To do >> Report each line of the data that has "JSON" somewhere in it.
* START Records for the exercise *
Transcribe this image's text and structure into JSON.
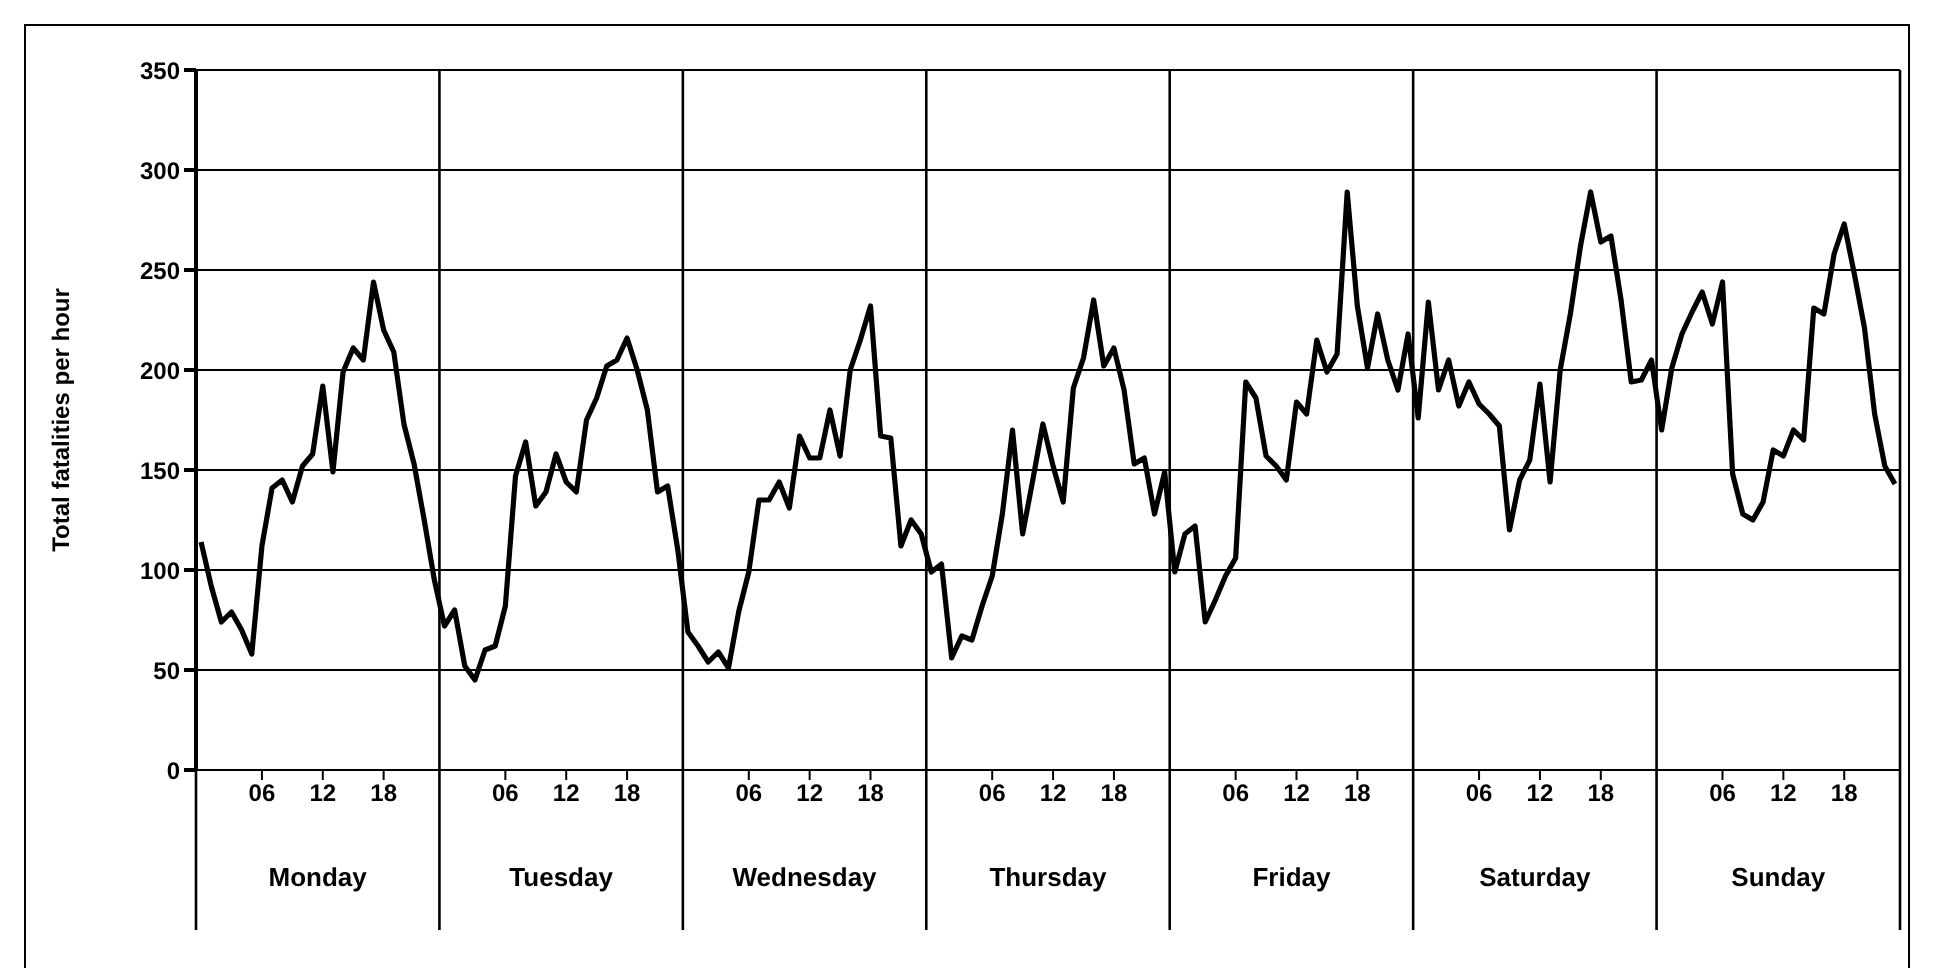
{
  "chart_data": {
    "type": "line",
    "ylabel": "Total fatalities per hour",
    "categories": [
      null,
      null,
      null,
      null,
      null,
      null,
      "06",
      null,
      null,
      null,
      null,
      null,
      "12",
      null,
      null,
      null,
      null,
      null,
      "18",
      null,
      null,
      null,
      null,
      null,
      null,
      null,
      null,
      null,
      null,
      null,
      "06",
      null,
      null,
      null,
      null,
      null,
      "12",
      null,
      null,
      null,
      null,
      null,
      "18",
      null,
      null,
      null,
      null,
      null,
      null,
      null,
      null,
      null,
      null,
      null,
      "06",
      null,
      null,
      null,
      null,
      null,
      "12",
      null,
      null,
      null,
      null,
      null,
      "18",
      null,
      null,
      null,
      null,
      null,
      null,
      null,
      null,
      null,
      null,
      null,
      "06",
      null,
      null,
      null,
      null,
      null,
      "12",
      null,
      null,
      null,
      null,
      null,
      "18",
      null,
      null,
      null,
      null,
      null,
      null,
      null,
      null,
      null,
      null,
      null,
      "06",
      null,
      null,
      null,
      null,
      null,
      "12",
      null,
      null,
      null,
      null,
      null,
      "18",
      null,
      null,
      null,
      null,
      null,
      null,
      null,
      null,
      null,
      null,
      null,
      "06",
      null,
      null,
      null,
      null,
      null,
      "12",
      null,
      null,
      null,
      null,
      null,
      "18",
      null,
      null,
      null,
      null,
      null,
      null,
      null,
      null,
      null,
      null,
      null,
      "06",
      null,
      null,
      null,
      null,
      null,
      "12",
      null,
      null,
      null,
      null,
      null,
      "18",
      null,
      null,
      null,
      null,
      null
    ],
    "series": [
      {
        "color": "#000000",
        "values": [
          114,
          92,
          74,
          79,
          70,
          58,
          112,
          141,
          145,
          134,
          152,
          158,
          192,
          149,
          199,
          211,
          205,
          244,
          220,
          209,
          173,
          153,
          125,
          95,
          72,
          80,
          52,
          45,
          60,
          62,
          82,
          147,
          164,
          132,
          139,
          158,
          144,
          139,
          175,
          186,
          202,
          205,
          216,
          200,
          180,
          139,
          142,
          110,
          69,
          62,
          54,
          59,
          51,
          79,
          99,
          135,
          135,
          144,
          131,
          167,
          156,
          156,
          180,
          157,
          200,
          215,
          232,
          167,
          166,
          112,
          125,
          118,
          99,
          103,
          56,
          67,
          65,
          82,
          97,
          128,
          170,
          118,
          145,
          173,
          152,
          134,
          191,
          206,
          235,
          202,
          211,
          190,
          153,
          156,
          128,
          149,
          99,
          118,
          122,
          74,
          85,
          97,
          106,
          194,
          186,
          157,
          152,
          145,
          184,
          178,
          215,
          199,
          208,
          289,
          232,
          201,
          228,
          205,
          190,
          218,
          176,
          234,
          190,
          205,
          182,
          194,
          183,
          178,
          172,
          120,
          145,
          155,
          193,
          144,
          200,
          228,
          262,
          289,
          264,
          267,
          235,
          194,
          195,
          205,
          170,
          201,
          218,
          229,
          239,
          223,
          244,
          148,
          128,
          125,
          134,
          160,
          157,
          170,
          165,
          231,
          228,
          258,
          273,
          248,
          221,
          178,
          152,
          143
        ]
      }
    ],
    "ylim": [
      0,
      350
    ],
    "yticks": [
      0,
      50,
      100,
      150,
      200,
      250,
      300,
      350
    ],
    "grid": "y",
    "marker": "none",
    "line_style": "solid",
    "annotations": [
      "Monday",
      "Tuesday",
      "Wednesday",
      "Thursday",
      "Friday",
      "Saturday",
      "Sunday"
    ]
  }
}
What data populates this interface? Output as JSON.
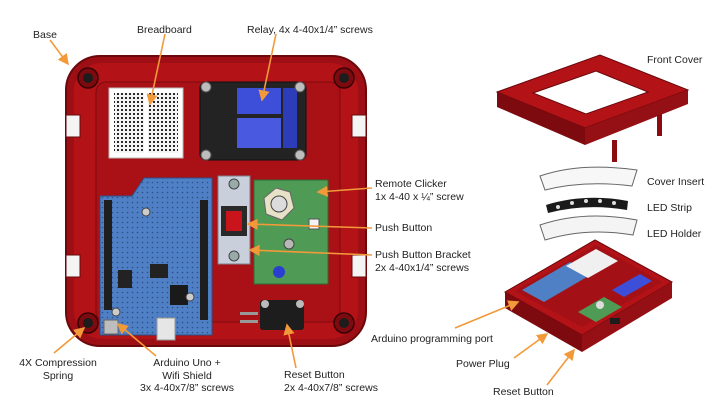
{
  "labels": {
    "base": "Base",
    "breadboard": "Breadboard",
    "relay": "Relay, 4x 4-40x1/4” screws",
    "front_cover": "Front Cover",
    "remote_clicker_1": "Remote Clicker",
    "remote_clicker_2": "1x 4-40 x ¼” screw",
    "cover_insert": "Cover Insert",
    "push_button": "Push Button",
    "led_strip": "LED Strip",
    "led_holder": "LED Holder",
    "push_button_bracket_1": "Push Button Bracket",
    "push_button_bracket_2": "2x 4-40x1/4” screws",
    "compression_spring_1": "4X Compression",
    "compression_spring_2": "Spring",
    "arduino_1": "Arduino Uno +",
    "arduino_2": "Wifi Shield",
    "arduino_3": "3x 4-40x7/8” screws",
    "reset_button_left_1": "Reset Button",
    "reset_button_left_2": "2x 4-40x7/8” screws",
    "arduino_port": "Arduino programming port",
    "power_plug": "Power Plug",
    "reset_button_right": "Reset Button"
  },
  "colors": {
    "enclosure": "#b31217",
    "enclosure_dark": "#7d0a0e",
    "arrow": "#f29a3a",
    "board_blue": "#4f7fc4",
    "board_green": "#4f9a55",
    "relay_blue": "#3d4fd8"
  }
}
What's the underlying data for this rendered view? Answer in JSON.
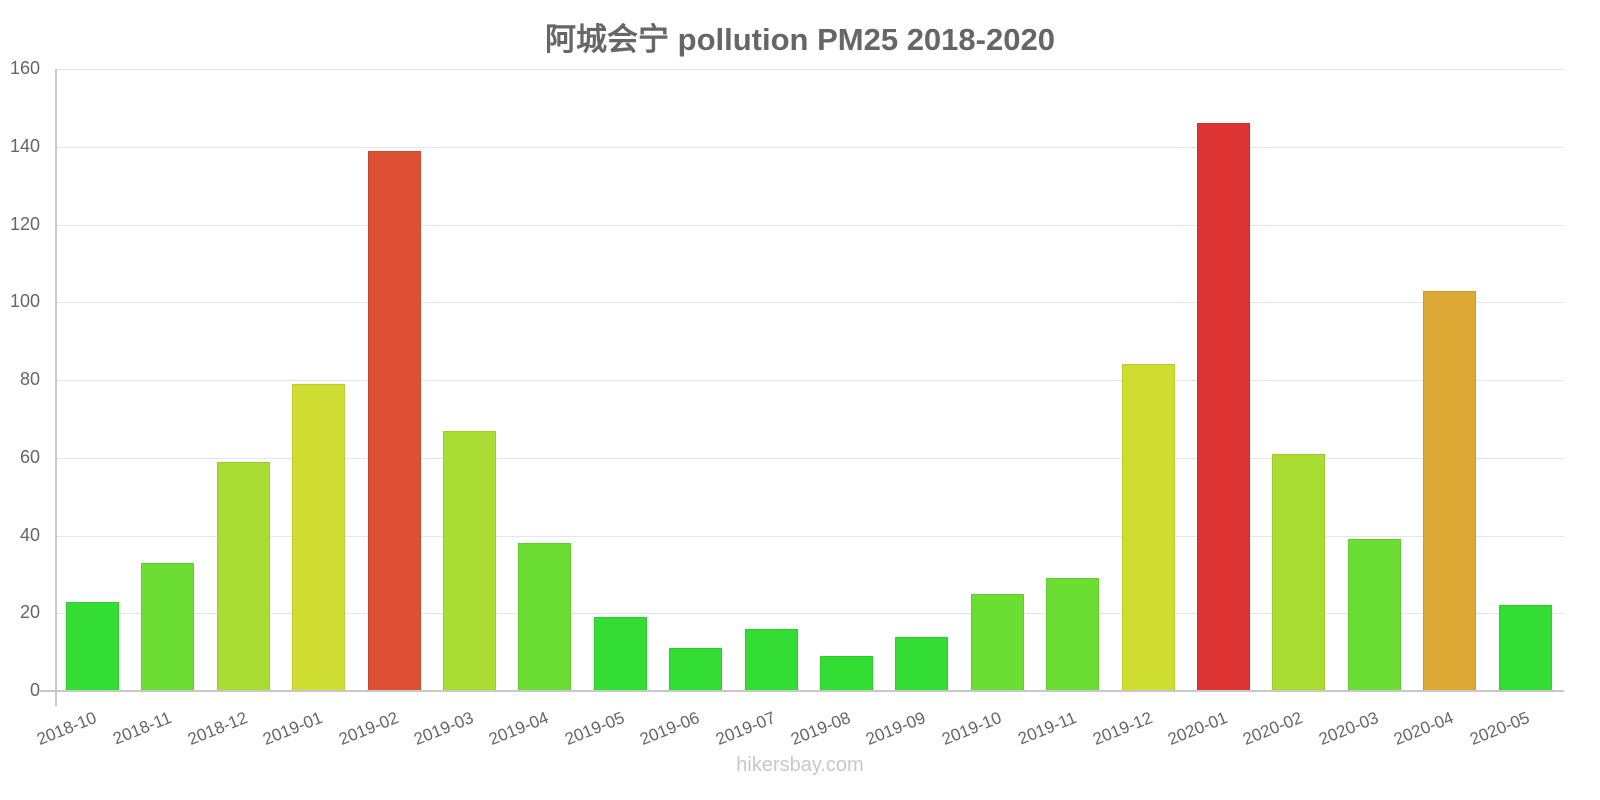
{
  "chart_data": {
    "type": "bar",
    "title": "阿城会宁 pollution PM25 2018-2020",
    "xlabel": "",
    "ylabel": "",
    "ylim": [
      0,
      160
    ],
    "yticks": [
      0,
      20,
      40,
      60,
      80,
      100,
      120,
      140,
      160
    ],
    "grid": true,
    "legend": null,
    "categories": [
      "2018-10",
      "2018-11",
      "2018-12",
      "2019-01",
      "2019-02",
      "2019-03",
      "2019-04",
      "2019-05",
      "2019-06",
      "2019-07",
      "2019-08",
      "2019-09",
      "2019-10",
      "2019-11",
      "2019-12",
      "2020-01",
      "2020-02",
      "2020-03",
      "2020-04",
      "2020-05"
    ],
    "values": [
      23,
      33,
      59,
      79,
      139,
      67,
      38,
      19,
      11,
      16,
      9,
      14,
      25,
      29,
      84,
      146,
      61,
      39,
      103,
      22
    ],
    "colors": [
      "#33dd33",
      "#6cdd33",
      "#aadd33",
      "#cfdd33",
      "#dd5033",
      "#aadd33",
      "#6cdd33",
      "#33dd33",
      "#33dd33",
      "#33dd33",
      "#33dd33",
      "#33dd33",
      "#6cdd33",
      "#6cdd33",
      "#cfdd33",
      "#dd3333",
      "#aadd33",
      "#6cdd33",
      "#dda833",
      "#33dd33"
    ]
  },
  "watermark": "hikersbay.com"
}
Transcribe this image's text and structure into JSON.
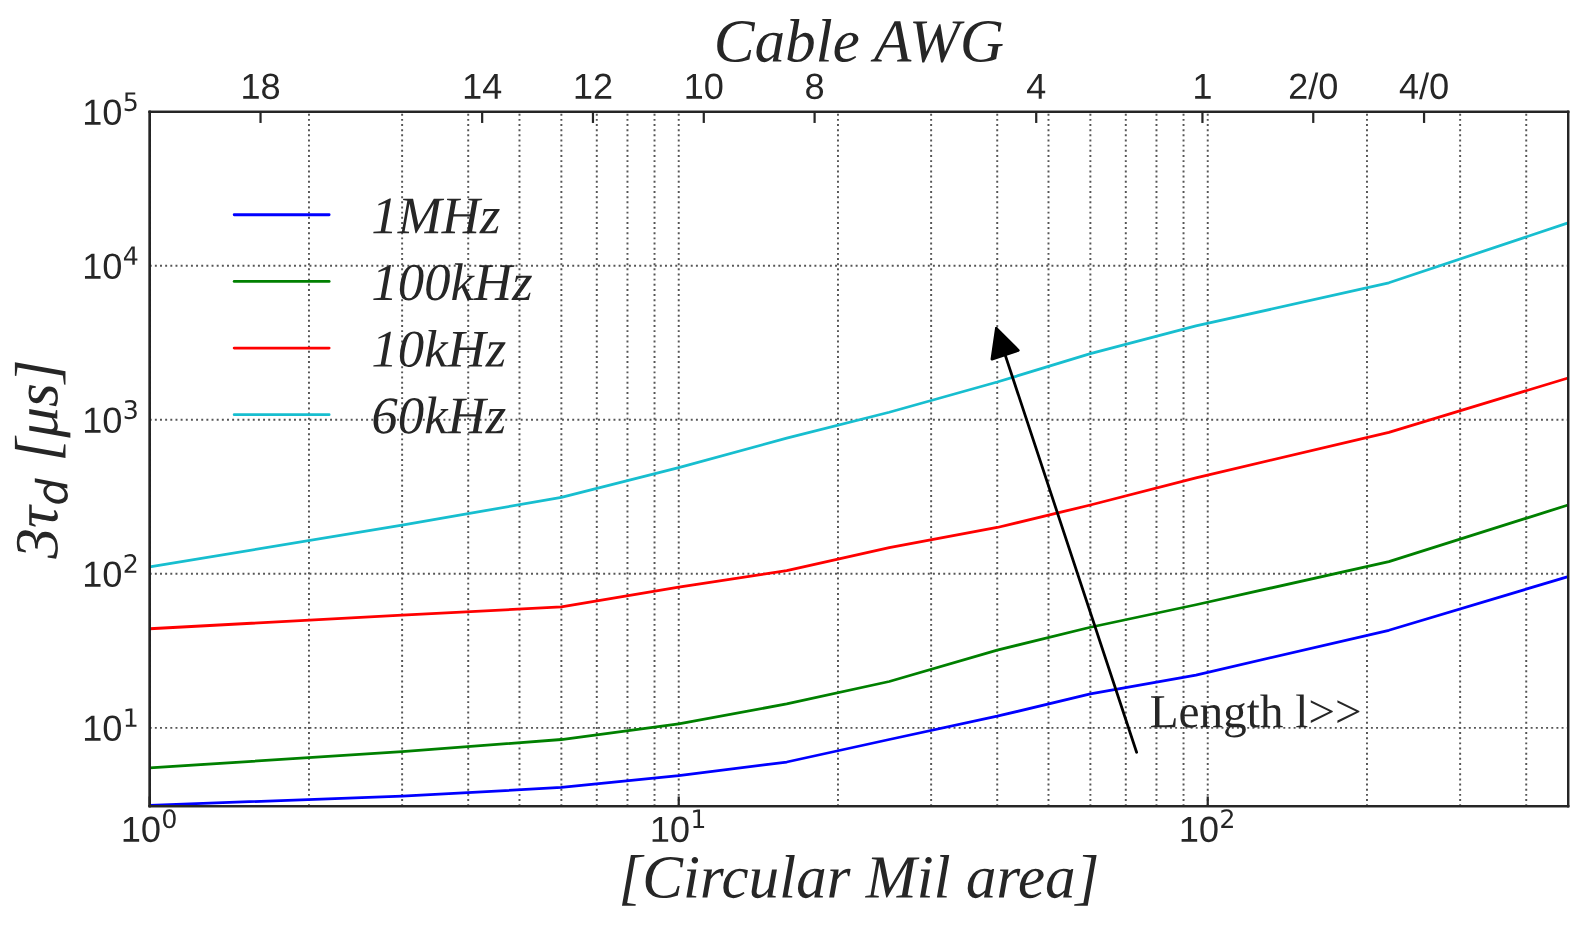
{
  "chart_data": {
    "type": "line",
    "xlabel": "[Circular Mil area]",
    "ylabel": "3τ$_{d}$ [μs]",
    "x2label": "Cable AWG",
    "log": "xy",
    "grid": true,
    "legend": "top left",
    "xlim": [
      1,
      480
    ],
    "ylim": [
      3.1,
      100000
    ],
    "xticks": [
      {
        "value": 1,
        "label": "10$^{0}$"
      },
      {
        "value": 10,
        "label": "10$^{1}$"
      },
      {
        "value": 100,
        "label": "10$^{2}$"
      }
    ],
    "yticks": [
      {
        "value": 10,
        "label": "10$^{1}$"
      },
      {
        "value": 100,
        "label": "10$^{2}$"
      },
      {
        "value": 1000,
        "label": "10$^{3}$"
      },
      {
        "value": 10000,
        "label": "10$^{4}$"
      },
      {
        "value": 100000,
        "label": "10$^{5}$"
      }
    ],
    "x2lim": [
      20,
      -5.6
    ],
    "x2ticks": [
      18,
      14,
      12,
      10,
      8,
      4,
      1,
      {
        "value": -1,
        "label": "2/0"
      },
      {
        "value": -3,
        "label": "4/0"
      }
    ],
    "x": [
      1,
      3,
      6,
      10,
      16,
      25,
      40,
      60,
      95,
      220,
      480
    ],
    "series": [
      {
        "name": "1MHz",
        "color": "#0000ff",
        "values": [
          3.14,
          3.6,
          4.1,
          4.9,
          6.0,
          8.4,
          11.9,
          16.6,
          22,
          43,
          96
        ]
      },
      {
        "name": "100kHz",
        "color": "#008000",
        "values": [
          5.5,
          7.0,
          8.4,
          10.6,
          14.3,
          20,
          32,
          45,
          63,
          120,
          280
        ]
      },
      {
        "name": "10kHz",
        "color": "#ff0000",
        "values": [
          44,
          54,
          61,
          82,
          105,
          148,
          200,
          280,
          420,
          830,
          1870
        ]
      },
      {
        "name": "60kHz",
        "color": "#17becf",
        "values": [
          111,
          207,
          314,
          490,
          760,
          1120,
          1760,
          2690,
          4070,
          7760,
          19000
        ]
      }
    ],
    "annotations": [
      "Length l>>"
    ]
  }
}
* END Records for the exercise *
Response for this exercise >>
Transcribe this image's text and structure into JSON.
What data populates this interface? Output as JSON.
What's the underlying data for this rendered view? Answer in JSON.
Transcribe this image's text and structure into JSON.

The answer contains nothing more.